## DIRECTIONS
Compile every line that includes the word "need".
··········
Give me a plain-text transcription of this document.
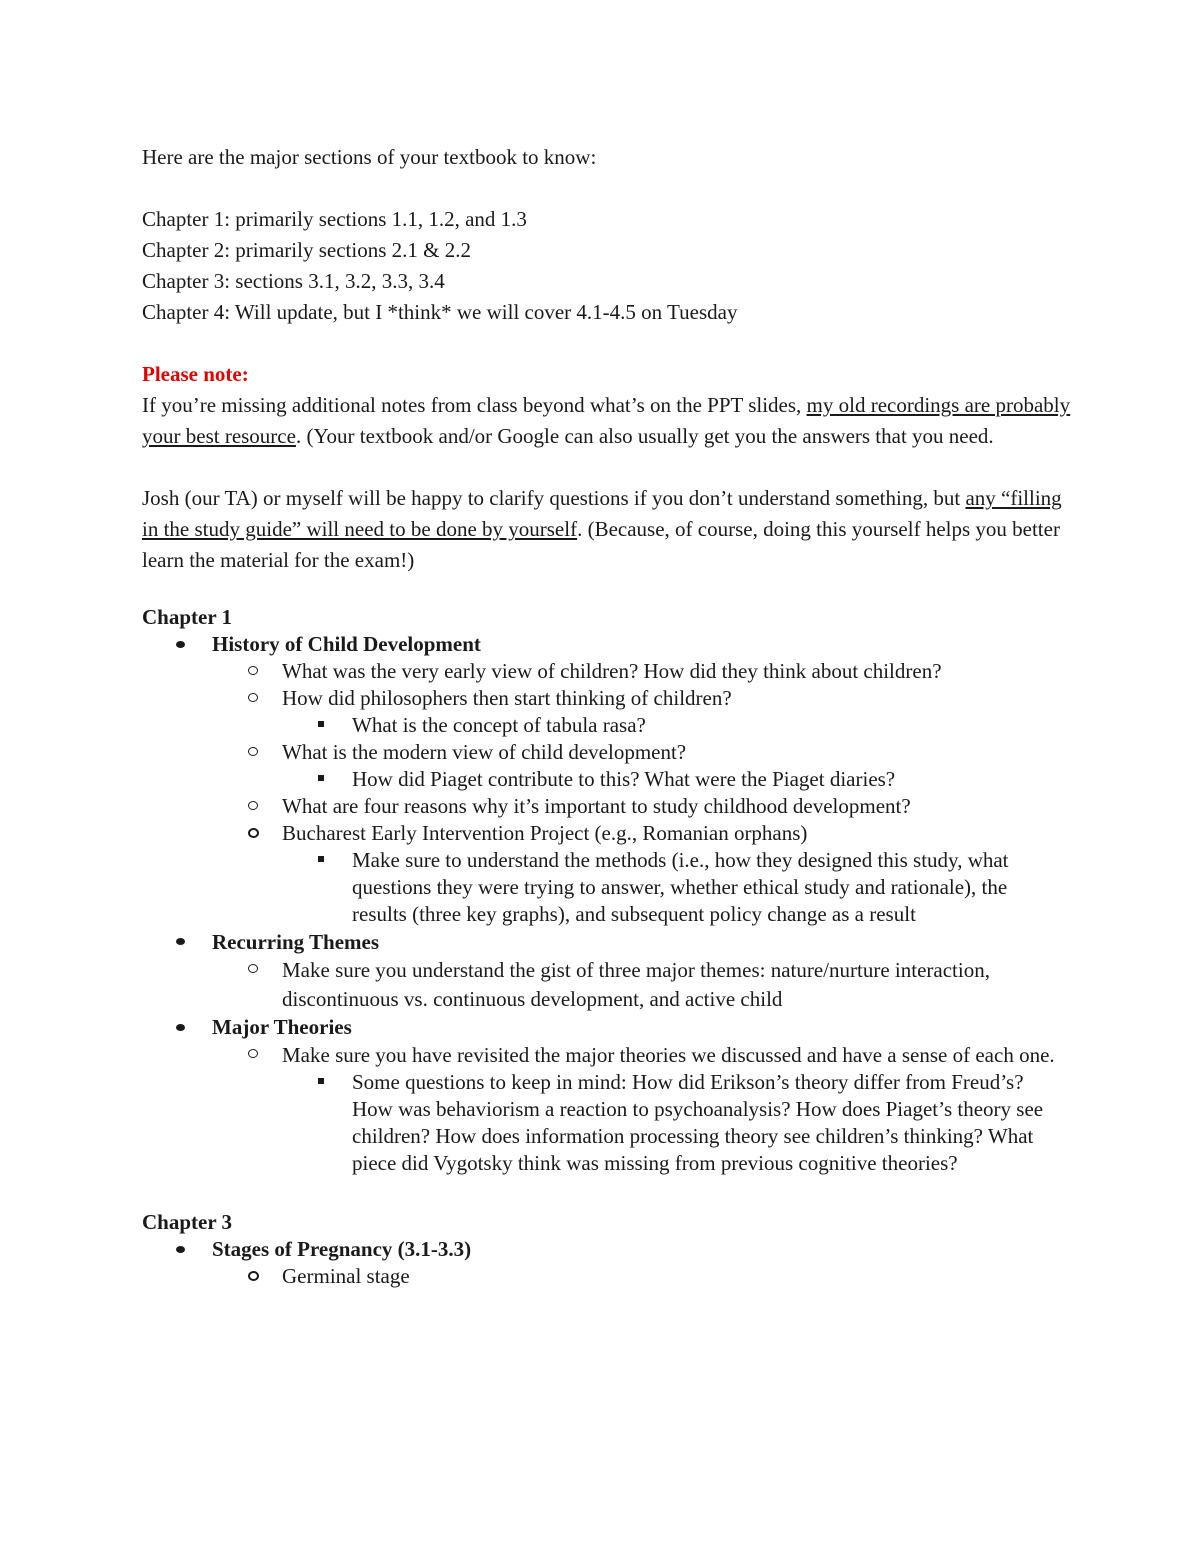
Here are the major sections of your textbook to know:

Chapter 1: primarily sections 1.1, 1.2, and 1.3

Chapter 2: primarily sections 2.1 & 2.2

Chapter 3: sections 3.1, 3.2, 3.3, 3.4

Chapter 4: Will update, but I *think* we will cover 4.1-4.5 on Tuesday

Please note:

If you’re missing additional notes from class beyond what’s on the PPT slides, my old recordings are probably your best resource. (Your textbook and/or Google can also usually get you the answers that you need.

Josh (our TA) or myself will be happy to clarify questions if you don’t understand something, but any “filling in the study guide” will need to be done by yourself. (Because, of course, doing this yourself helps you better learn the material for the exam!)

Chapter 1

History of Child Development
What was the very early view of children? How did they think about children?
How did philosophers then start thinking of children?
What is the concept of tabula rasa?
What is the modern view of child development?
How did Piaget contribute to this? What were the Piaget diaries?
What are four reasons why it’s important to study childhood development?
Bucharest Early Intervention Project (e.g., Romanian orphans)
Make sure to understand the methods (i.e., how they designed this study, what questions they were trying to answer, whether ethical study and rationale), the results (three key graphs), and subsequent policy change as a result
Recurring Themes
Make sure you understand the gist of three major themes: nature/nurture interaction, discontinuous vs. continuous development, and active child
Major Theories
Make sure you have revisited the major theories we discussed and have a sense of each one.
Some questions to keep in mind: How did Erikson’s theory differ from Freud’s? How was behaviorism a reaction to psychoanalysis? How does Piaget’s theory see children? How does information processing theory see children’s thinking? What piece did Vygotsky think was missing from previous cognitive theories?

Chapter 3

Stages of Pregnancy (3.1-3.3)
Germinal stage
··········
## FINAL RESULT
If you’re missing additional notes from class beyond what’s on the PPT slides, my old recordings are probably your best resource. (Your textbook and/or Google can also usually get you the answers that you need.
Josh (our TA) or myself will be happy to clarify questions if you don’t understand something, but any “filling in the study guide” will need to be done by yourself. (Because, of course, doing this yourself helps you better learn the material for the exam!)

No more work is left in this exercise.